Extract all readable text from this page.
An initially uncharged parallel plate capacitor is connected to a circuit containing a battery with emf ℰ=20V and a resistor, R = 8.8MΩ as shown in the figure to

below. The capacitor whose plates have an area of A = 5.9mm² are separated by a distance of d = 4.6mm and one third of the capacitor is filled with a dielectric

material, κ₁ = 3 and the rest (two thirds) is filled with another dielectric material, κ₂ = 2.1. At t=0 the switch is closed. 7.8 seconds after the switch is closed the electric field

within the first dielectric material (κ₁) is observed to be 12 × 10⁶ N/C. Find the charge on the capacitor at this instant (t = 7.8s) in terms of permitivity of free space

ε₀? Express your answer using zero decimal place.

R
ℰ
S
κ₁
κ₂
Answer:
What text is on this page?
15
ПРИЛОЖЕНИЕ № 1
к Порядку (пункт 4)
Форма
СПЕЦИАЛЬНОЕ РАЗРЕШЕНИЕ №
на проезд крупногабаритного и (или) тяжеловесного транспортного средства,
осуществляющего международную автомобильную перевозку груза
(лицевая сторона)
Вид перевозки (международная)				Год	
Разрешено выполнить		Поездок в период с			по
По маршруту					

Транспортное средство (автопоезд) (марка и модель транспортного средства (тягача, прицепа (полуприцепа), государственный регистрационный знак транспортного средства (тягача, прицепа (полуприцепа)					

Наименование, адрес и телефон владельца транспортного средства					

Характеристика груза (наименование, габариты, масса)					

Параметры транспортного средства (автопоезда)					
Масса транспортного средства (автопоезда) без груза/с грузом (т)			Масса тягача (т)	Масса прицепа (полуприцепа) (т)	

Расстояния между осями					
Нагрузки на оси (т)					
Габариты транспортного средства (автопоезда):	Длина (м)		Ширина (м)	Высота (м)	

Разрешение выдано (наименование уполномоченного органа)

********************

__WORK INSTRUCTIONS__:
Gather from the records above every line containing the string "text".

__FINISHED TASK__:
Extract all readable text from this page.
What text is on this page?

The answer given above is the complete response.